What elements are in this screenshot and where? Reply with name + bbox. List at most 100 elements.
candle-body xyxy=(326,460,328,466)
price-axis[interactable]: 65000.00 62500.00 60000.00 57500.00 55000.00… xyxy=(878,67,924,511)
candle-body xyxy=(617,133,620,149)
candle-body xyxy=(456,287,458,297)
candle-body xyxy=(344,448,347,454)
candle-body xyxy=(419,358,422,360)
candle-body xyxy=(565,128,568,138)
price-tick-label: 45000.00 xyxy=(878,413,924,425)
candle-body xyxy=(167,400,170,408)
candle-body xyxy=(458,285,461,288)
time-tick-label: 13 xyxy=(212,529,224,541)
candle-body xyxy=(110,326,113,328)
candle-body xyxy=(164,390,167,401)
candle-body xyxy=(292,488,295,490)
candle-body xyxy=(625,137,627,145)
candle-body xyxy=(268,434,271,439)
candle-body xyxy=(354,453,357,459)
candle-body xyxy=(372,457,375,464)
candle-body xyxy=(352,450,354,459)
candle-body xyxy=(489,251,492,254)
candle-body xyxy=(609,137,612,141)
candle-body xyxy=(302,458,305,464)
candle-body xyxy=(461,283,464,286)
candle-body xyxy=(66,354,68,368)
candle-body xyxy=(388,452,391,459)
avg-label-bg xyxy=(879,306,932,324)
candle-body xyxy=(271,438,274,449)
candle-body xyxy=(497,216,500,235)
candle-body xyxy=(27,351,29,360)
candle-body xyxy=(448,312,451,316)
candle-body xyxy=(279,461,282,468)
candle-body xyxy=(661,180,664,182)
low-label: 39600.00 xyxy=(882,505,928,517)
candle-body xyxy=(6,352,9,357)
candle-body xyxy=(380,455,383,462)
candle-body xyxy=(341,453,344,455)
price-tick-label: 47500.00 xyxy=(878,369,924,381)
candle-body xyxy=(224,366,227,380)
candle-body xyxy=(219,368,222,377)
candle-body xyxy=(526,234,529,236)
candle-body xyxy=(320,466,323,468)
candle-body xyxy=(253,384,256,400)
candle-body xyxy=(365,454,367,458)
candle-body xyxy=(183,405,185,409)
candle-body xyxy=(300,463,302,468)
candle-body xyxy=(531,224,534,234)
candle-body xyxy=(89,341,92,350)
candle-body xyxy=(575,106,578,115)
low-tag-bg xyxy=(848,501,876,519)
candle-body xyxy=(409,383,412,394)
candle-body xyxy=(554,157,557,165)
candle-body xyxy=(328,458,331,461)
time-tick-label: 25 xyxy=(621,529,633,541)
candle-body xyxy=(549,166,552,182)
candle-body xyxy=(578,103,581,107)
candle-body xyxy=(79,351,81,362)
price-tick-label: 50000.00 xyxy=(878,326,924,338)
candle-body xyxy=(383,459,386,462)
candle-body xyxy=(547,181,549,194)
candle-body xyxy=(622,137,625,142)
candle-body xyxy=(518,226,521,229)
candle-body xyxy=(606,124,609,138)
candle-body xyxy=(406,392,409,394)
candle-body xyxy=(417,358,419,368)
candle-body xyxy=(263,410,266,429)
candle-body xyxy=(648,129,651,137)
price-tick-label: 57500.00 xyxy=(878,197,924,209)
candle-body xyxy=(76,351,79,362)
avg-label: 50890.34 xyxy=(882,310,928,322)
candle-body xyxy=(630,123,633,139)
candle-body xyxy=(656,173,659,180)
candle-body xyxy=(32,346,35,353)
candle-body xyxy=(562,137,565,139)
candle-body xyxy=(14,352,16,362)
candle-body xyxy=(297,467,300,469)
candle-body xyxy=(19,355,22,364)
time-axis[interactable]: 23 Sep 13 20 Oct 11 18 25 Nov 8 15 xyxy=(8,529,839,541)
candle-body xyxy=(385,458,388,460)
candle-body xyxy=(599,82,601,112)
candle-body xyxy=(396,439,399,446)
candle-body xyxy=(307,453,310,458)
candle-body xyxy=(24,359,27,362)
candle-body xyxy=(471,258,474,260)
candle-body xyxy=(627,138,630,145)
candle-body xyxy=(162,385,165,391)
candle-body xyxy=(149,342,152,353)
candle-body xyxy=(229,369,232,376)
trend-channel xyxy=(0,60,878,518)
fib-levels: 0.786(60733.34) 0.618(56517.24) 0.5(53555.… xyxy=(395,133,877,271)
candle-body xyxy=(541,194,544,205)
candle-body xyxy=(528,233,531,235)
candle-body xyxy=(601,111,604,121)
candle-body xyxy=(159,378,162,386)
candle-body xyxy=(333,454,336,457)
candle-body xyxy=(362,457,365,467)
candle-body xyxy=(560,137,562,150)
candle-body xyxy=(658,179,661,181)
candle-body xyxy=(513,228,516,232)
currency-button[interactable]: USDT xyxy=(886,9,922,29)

● ● ● ● ●

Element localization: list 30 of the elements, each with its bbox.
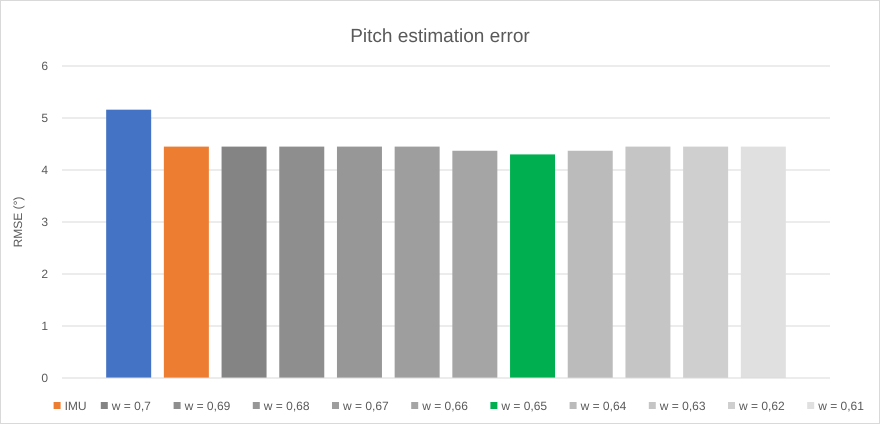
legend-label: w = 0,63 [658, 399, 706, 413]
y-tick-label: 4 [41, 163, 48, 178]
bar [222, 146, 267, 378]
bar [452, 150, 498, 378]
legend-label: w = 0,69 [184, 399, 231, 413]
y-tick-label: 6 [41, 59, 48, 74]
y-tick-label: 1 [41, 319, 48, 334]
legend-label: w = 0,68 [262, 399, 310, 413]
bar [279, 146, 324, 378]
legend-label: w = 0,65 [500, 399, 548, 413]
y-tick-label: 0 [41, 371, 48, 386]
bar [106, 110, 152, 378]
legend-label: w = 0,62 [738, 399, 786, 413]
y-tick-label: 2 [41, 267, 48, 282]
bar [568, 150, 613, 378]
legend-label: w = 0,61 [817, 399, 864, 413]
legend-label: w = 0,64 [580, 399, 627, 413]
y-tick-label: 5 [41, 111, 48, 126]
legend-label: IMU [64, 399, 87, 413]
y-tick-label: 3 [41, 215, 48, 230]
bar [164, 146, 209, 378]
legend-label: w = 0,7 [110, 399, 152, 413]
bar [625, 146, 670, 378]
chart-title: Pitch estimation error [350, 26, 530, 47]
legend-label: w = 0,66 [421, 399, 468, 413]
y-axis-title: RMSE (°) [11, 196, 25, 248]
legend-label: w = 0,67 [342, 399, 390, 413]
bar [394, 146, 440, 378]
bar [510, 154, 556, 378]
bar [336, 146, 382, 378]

● ● ● ● ●

◆ **PROBLEM**: Output the lines between the one holding "legend-label: w = 0,63 [658, 399, 706, 413]" and the one holding "legend-label: w = 0,62 [738, 399, 786, 413]", inclusive, as a JSON list of strings with one string per line and blank lines omitted.

◆ **RESULT FOR THIS TASK**:
[
  "legend-label: w = 0,63 [658, 399, 706, 413]",
  "y-tick-label: 4 [41, 163, 48, 178]",
  "bar [222, 146, 267, 378]",
  "bar [452, 150, 498, 378]",
  "legend-label: w = 0,69 [184, 399, 231, 413]",
  "y-tick-label: 6 [41, 59, 48, 74]",
  "y-tick-label: 1 [41, 319, 48, 334]",
  "legend-label: w = 0,68 [262, 399, 310, 413]",
  "bar [279, 146, 324, 378]",
  "legend-label: w = 0,65 [500, 399, 548, 413]",
  "y-tick-label: 0 [41, 371, 48, 386]",
  "bar [106, 110, 152, 378]",
  "legend-label: w = 0,62 [738, 399, 786, 413]"
]